Give the entries again, word for word.

▶ [Extracted information]:

========================================

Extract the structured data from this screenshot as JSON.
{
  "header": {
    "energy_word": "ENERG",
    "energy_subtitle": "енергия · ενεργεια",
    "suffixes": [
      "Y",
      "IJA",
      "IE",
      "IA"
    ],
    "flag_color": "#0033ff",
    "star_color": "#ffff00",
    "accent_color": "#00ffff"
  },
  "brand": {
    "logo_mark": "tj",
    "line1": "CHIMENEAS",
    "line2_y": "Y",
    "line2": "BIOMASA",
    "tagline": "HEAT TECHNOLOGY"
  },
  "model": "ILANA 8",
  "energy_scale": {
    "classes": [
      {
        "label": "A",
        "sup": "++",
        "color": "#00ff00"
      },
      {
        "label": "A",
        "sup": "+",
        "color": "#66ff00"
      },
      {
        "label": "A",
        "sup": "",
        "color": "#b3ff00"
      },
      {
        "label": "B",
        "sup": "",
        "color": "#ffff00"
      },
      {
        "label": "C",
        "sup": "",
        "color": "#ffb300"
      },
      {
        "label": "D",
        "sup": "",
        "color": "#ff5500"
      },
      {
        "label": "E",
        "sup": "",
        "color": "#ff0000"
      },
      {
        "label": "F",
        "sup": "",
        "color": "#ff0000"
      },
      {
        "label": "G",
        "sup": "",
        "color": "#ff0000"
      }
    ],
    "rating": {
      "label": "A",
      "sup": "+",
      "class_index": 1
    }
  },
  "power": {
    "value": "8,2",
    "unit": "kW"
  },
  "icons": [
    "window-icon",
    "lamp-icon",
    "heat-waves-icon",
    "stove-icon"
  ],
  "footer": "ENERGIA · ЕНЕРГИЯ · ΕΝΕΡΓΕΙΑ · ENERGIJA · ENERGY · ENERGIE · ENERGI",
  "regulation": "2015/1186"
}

========================================

▶ [Expected answer]:
Extract the structured data from this screenshot as JSON.
{
  "header": {
    "energy_word": "ENERG",
    "energy_subtitle": "енергия · ενεργεια",
    "suffixes": [
      "Y",
      "IJA",
      "IE",
      "IA"
    ],
    "flag_color": "#0033ff",
    "star_color": "#ffff00",
    "accent_color": "#00ffff"
  },
  "brand": {
    "logo_mark": "tj",
    "line1": "CHIMENEAS",
    "line2_y": "Y",
    "line2": "BIOMASA",
    "tagline": "HEAT TECHNOLOGY"
  },
  "model": "ILANA 8",
  "energy_scale": {
    "classes": [
      {
        "label": "A",
        "sup": "++",
        "color": "#00ff00"
      },
      {
        "label": "A",
        "sup": "+",
        "color": "#66ff00"
      },
      {
        "label": "A",
        "sup": "",
        "color": "#b3ff00"
      },
      {
        "label": "B",
        "sup": "",
        "color": "#ffff00"
      },
      {
        "label": "C",
        "sup": "",
        "color": "#ffb300"
      },
      {
        "label": "D",
        "sup": "",
        "color": "#ff5500"
      },
      {
        "label": "E",
        "sup": "",
        "color": "#ff0000"
      },
      {
        "label": "F",
        "sup": "",
        "color": "#ff0000"
      },
      {
        "label": "G",
        "sup": "",
        "color": "#ff0000"
      }
    ],
    "rating": {
      "label": "A",
      "sup": "+",
      "class_index": 1
    }
  },
  "power": {
    "value": "8,2",
    "unit": "kW"
  },
  "icons": [
    "window-icon",
    "lamp-icon",
    "heat-waves-icon",
    "stove-icon"
  ],
  "footer": "ENERGIA · ЕНЕРГИЯ · ΕΝΕΡΓΕΙΑ · ENERGIJA · ENERGY · ENERGIE · ENERGI",
  "regulation": "2015/1186"
}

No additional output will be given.